## Directive:
Show every line containing "writing" by copying it.

## Data shown:
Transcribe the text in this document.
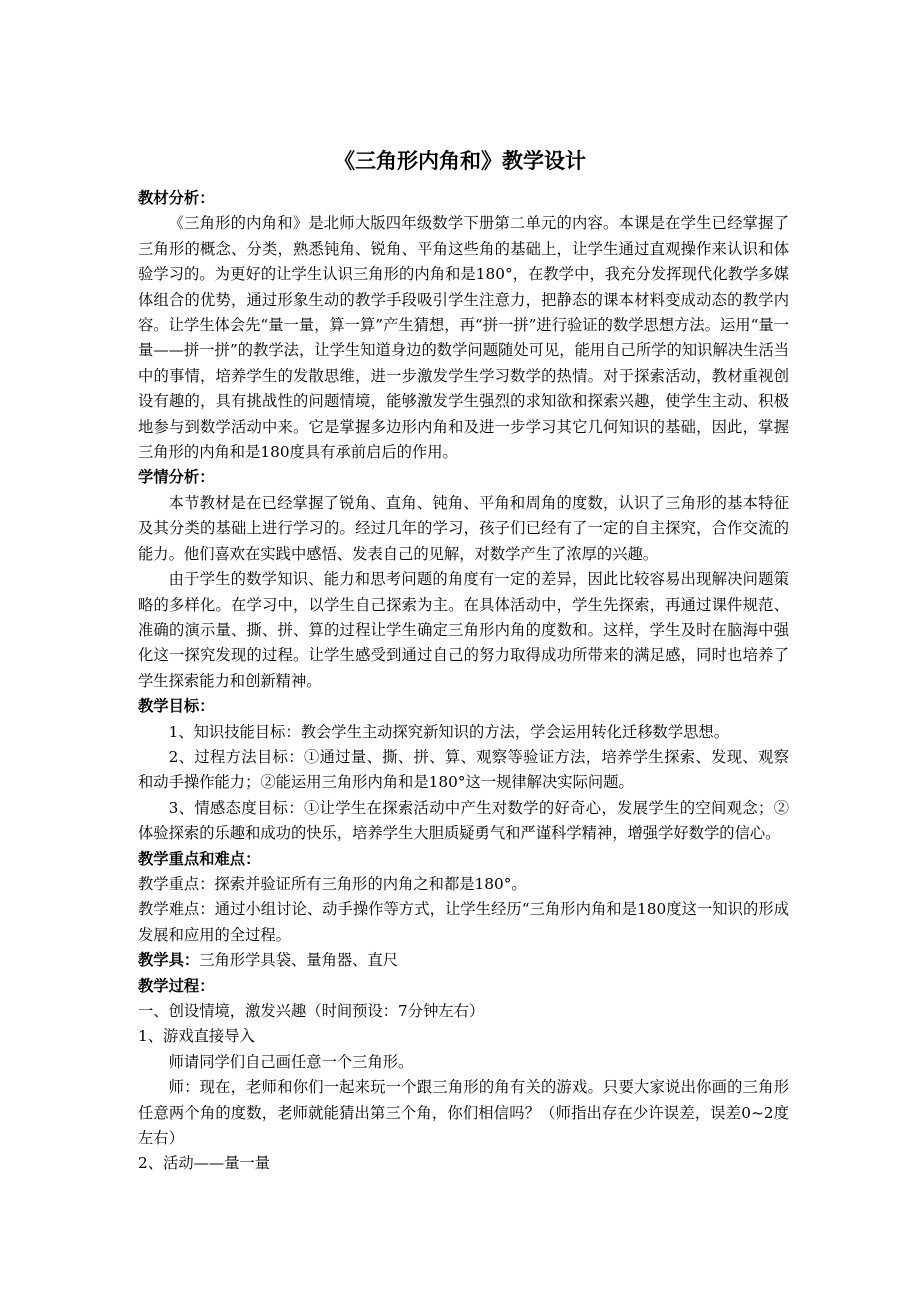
《三角形内角和》教学设计

教材分析：

《三角形的内角和》是北师大版四年级数学下册第二单元的内容。本课是在学生已经掌握了三角形的概念、分类，熟悉钝角、锐角、平角这些角的基础上，让学生通过直观操作来认识和体验学习的。为更好的让学生认识三角形的内角和是180°，在教学中，我充分发挥现代化教学多媒体组合的优势，通过形象生动的教学手段吸引学生注意力，把静态的课本材料变成动态的教学内容。让学生体会先“量一量，算一算”产生猜想，再“拼一拼”进行验证的数学思想方法。运用“量一量——拼一拼”的教学法，让学生知道身边的数学问题随处可见，能用自己所学的知识解决生活当中的事情，培养学生的发散思维，进一步激发学生学习数学的热情。对于探索活动，教材重视创设有趣的，具有挑战性的问题情境，能够激发学生强烈的求知欲和探索兴趣，使学生主动、积极地参与到数学活动中来。它是掌握多边形内角和及进一步学习其它几何知识的基础，因此，掌握三角形的内角和是180度具有承前启后的作用。

学情分析：

本节教材是在已经掌握了锐角、直角、钝角、平角和周角的度数，认识了三角形的基本特征及其分类的基础上进行学习的。经过几年的学习，孩子们已经有了一定的自主探究，合作交流的能力。他们喜欢在实践中感悟、发表自己的见解，对数学产生了浓厚的兴趣。

由于学生的数学知识、能力和思考问题的角度有一定的差异，因此比较容易出现解决问题策略的多样化。在学习中，以学生自己探索为主。在具体活动中，学生先探索，再通过课件规范、准确的演示量、撕、拼、算的过程让学生确定三角形内角的度数和。这样，学生及时在脑海中强化这一探究发现的过程。让学生感受到通过自己的努力取得成功所带来的满足感，同时也培养了学生探索能力和创新精神。

教学目标：

1、知识技能目标：教会学生主动探究新知识的方法，学会运用转化迁移数学思想。

2、过程方法目标：①通过量、撕、拼、算、观察等验证方法，培养学生探索、发现、观察和动手操作能力；②能运用三角形内角和是180°这一规律解决实际问题。

3、情感态度目标：①让学生在探索活动中产生对数学的好奇心，发展学生的空间观念；②体验探索的乐趣和成功的快乐，培养学生大胆质疑勇气和严谨科学精神，增强学好数学的信心。

教学重点和难点：

教学重点：探索并验证所有三角形的内角之和都是180°。

教学难点：通过小组讨论、动手操作等方式，让学生经历“三角形内角和是180度这一知识的形成发展和应用的全过程。

教学具：三角形学具袋、量角器、直尺

教学过程：

一、创设情境，激发兴趣（时间预设：7分钟左右）

1、游戏直接导入

师请同学们自己画任意一个三角形。

师：现在，老师和你们一起来玩一个跟三角形的角有关的游戏。只要大家说出你画的三角形任意两个角的度数，老师就能猜出第三个角，你们相信吗？（师指出存在少许误差，误差0~2度左右）

2、活动——量一量
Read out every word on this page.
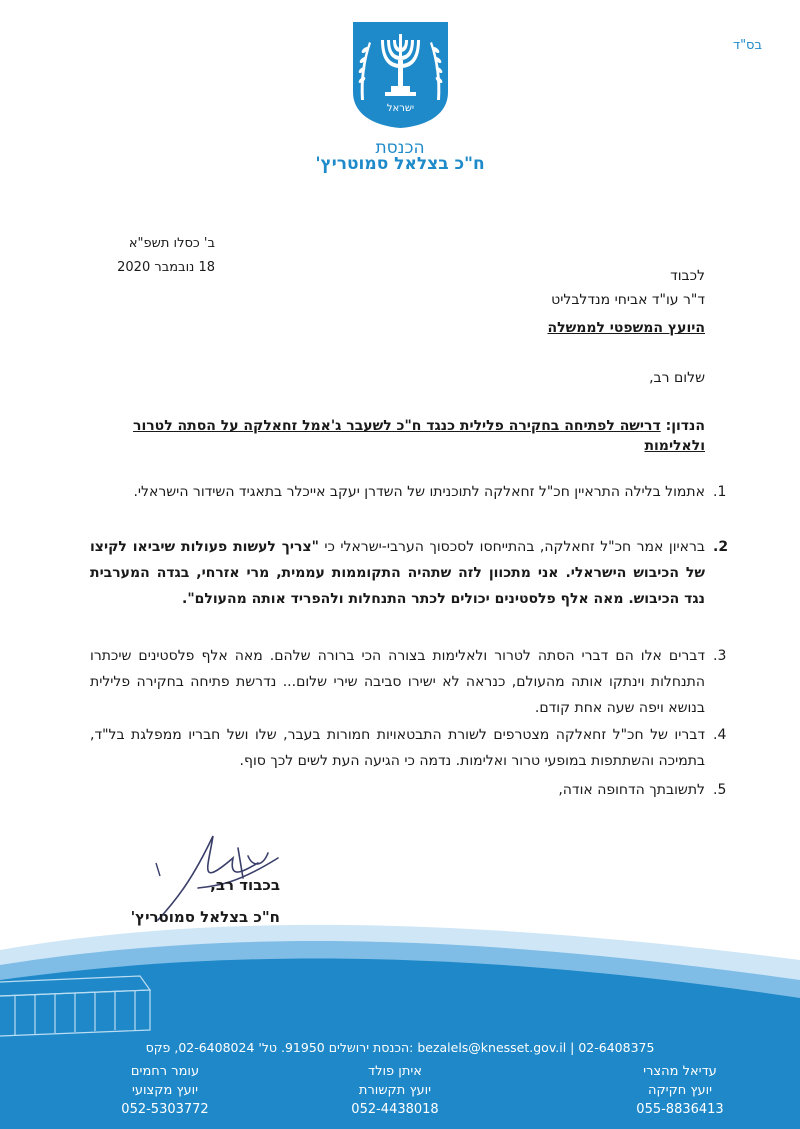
בס"ד
ישראל
הכנסת
ח"כ בצלאל סמוטריץ'
ב' כסלו תשפ"א
18 נובמבר 2020
לכבוד
ד"ר עו"ד אביחי מנדלבליט
היועץ המשפטי לממשלה
שלום רב,
הנדון: דרישה לפתיחה בחקירה פלילית כנגד ח"כ לשעבר ג'אמל זחאלקה על הסתה לטרור ולאלימות
1.
אתמול בלילה התראיין חכ"ל זחאלקה לתוכניתו של השדרן יעקב אייכלר בתאגיד השידור הישראלי.
2.
בראיון אמר חכ"ל זחאלקה, בהתייחסו לסכסוך הערבי-ישראלי כי "צריך לעשות פעולות שיביאו לקיצו של הכיבוש הישראלי. אני מתכוון לזה שתהיה התקוממות עממית, מרי אזרחי, בגדה המערבית נגד הכיבוש. מאה אלף פלסטינים יכולים לכתר התנחלות ולהפריד אותה מהעולם".
3.
דברים אלו הם דברי הסתה לטרור ולאלימות בצורה הכי ברורה שלהם. מאה אלף פלסטינים שיכתרו התנחלות וינתקו אותה מהעולם, כנראה לא ישירו סביבה שירי שלום... נדרשת פתיחה בחקירה פלילית בנושא ויפה שעה אחת קודם.
4.
דבריו של חכ"ל זחאלקה מצטרפים לשורת התבטאויות חמורות בעבר, שלו ושל חבריו ממפלגת בל"ד, בתמיכה והשתתפות במופעי טרור ואלימות. נדמה כי הגיעה העת לשים לכך סוף.
5.
לתשובתך הדחופה אודה,
בכבוד רב,
ח"כ בצלאל סמוטריץ'
bezalels@knesset.gov.il | 02-6408375 :הכנסת ירושלים 91950. טל' 02-6408024, פקס
עדיאל מהצרי
יועץ חקיקה
055-8836413
איתן פולד
יועץ תקשורת
052-4438018
עומר רחמים
יועץ מקצועי
052-5303772
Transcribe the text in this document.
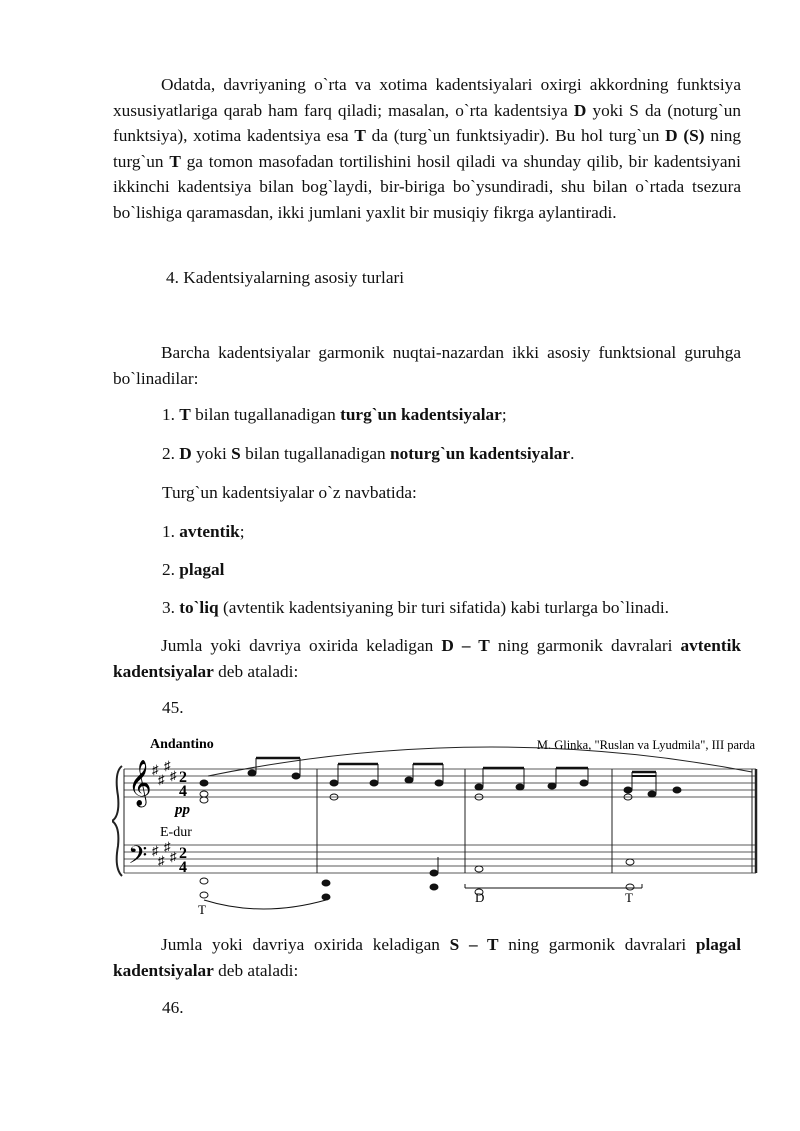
Odatda, davriyaning o`rta va xotima kadentsiyalari oxirgi akkordning funktsiya xususiyatlariga qarab ham farq qiladi; masalan, o`rta kadentsiya D yoki S da (noturg`un funktsiya), xotima kadentsiya esa T da (turg`un funktsiyadir). Bu hol turg`un D (S) ning turg`un T ga tomon masofadan tortilishini hosil qiladi va shunday qilib, bir kadentsiyani ikkinchi kadentsiya bilan bog`laydi, bir-biriga bo`ysundiradi, shu bilan o`rtada tsezura bo`lishiga qaramasdan, ikki jumlani yaxlit bir musiqiy fikrga aylantiradi.

4. Kadentsiyalarning asosiy turlari

Barcha kadentsiyalar garmonik nuqtai-nazardan ikki asosiy funktsional guruhga bo`linadilar:

1. T bilan tugallanadigan turg`un kadentsiyalar;

2. D yoki S bilan tugallanadigan noturg`un kadentsiyalar.

Turg`un kadentsiyalar o`z navbatida:

1. avtentik;

2. plagal

3. to`liq (avtentik kadentsiyaning bir turi sifatida) kabi turlarga bo`linadi.

Jumla yoki davriya oxirida keladigan D – T ning garmonik davralari avtentik kadentsiyalar deb ataladi:

45.

Andantino	M. Glinka, "Ruslan va Lyudmila", III parda
𝄞
𝄢
♯
♯
♯
♯
♯
♯
♯
♯
2
4
2
4
pp
E-dur
T
D	T

Jumla yoki davriya oxirida keladigan S – T ning garmonik davralari plagal kadentsiyalar deb ataladi:

46.
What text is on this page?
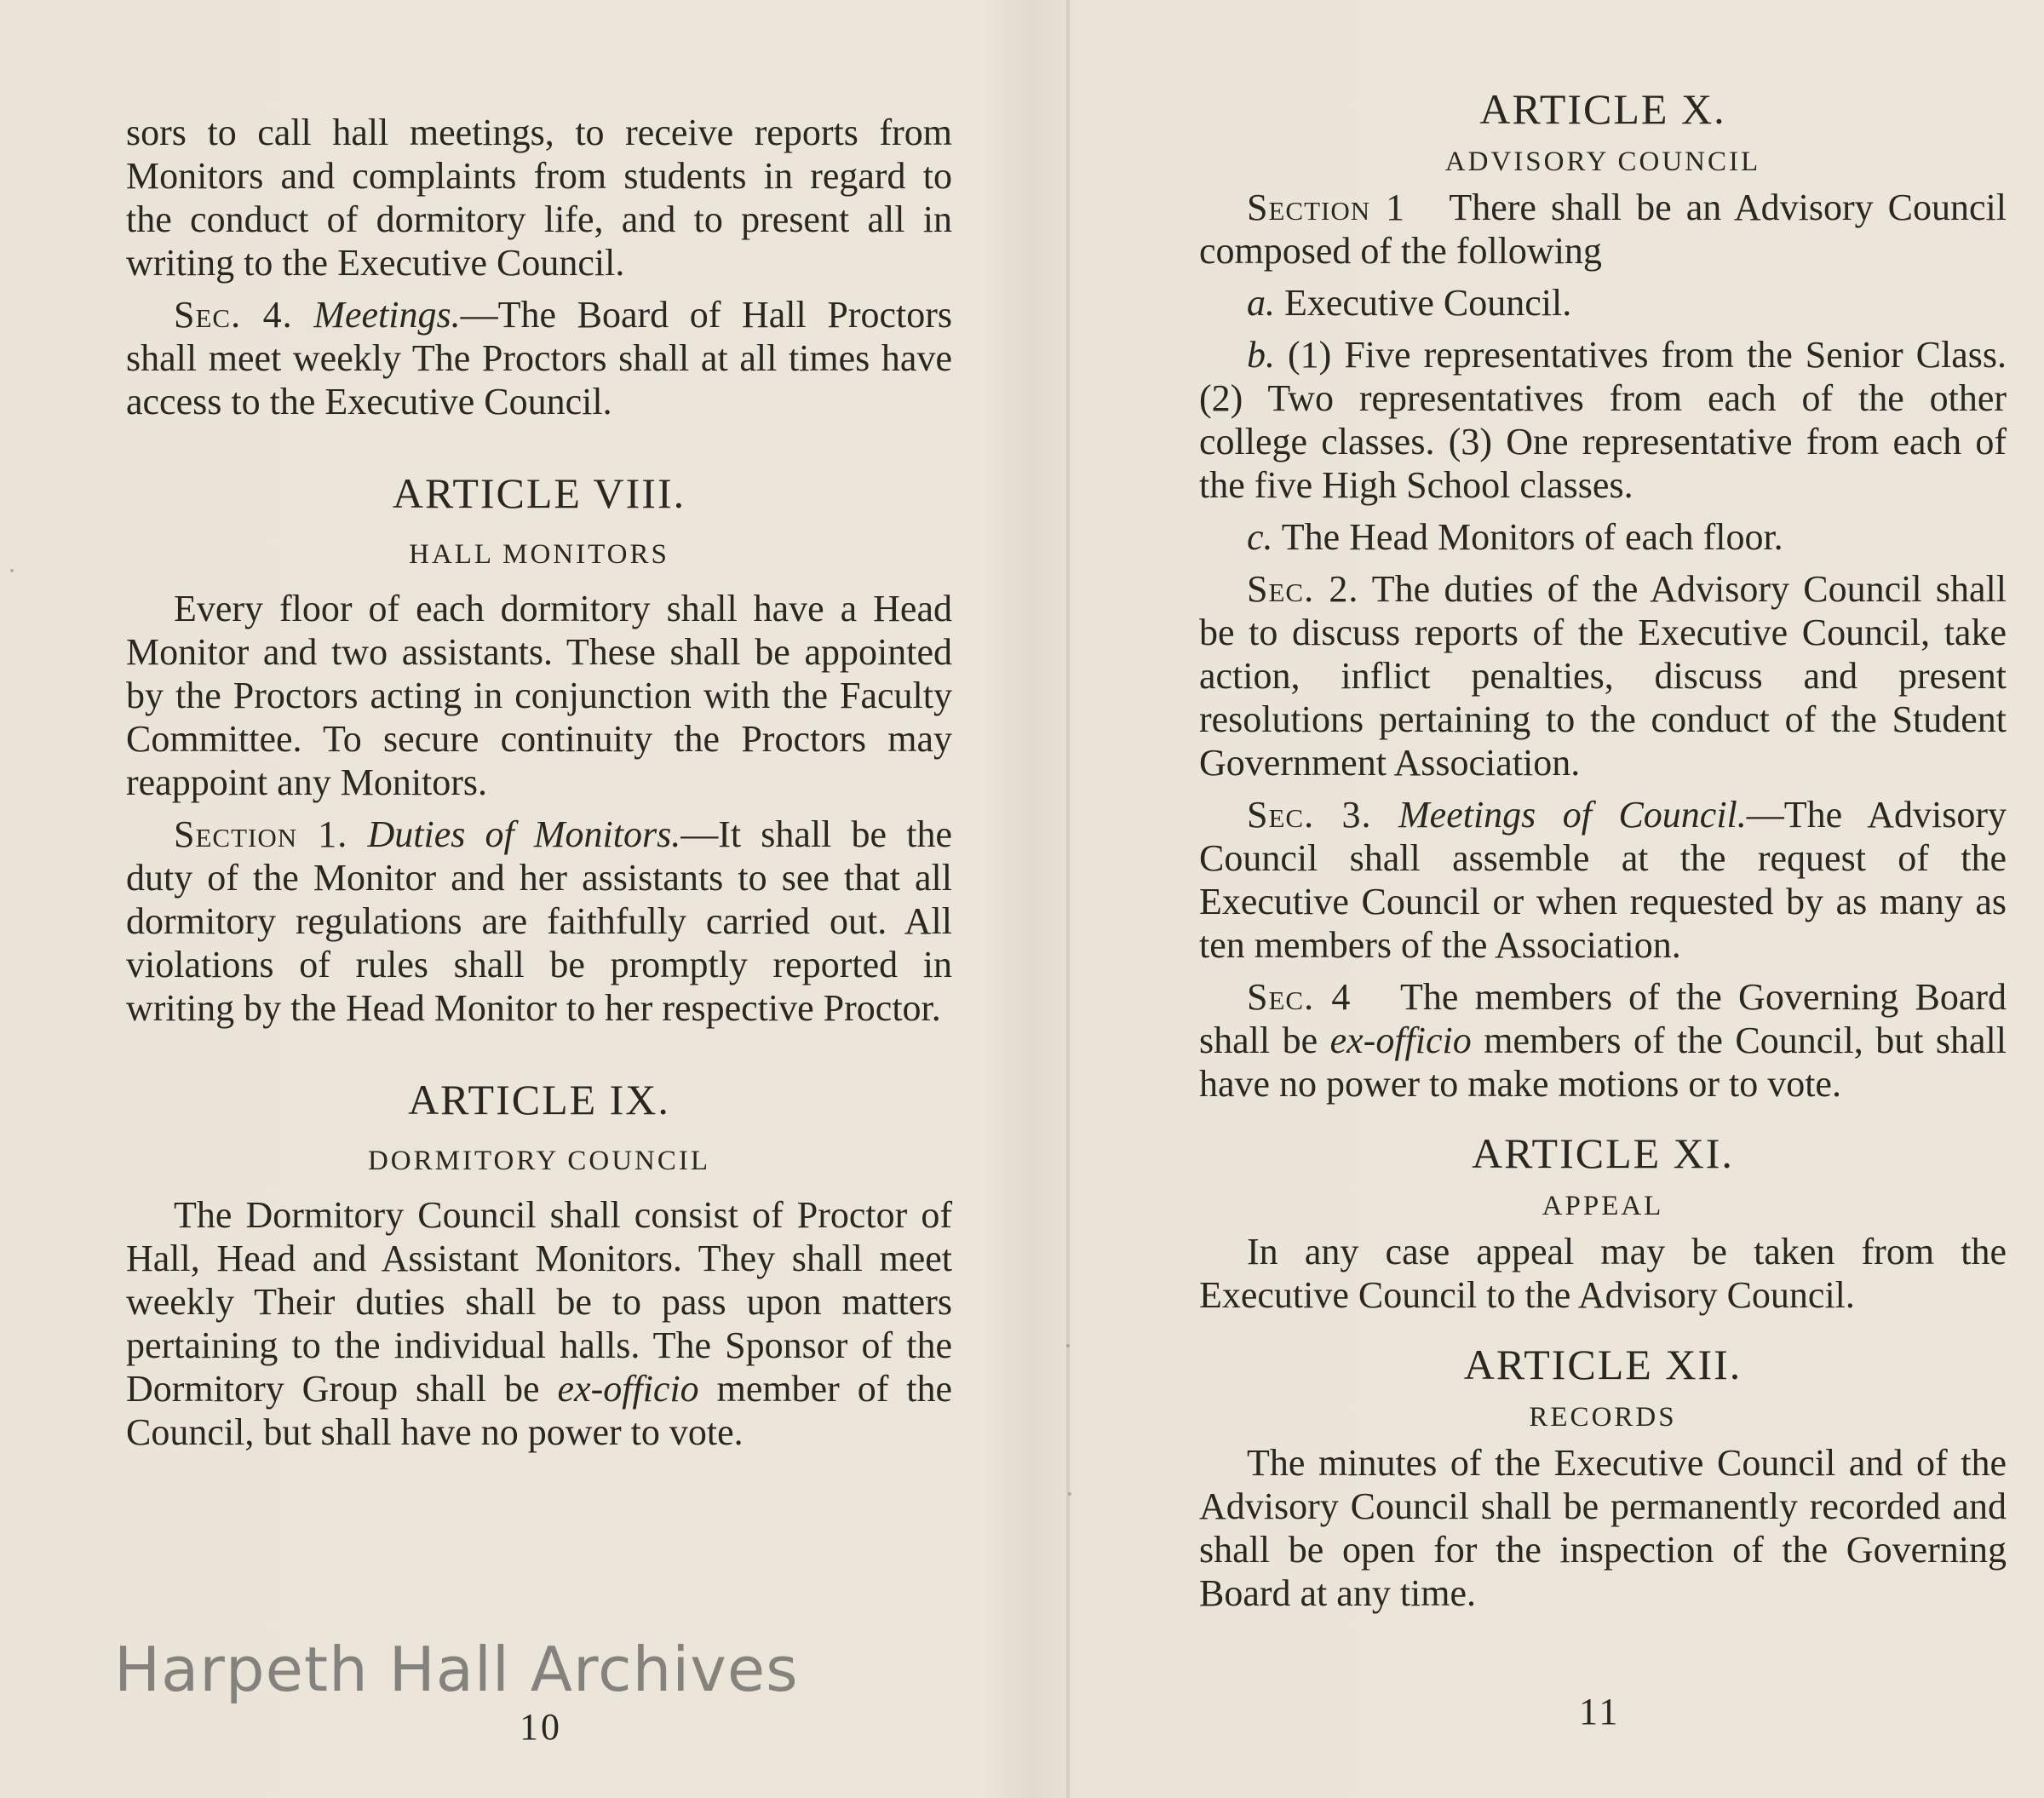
sors to call hall meetings, to receive reports from Monitors and complaints from students in regard to the conduct of dormitory life, and to present all in writing to the Executive Council.

Sec. 4. Meetings.—The Board of Hall Proctors shall meet weekly The Proctors shall at all times have access to the Executive Council.

ARTICLE VIII.
HALL MONITORS

Every floor of each dormitory shall have a Head Monitor and two assistants. These shall be appointed by the Proctors acting in conjunction with the Faculty Committee. To secure continuity the Proctors may reappoint any Monitors.

Section 1. Duties of Monitors.—It shall be the duty of the Monitor and her assistants to see that all dormitory regulations are faithfully carried out. All violations of rules shall be promptly reported in writing by the Head Monitor to her respective Proctor.

ARTICLE IX.
DORMITORY COUNCIL

The Dormitory Council shall consist of Proctor of Hall, Head and Assistant Monitors. They shall meet weekly Their duties shall be to pass upon matters pertaining to the individual halls. The Sponsor of the Dormitory Group shall be ex-officio member of the Council, but shall have no power to vote.

Harpeth Hall Archives
10
ARTICLE X.
ADVISORY COUNCIL

Section 1 There shall be an Advisory Council composed of the following

a. Executive Council.

b. (1) Five representatives from the Senior Class. (2) Two representatives from each of the other college classes. (3) One representative from each of the five High School classes.

c. The Head Monitors of each floor.

Sec. 2. The duties of the Advisory Council shall be to discuss reports of the Executive Council, take action, inflict penalties, discuss and present resolutions pertaining to the conduct of the Student Government Association.

Sec. 3. Meetings of Council.—The Advisory Council shall assemble at the request of the Executive Council or when requested by as many as ten members of the Association.

Sec. 4 The members of the Governing Board shall be ex-officio members of the Council, but shall have no power to make motions or to vote.

ARTICLE XI.
APPEAL

In any case appeal may be taken from the Executive Council to the Advisory Council.

ARTICLE XII.
RECORDS

The minutes of the Executive Council and of the Advisory Council shall be permanently recorded and shall be open for the inspection of the Governing Board at any time.

11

## Response to this task:
sors to call hall meetings, to receive reports from Monitors and complaints from students in regard to the conduct of dormitory life, and to present all in writing to the Executive Council.
Section 1. Duties of Monitors.—It shall be the duty of the Monitor and her assistants to see that all dormitory regulations are faithfully carried out. All violations of rules shall be promptly reported in writing by the Head Monitor to her respective Proctor.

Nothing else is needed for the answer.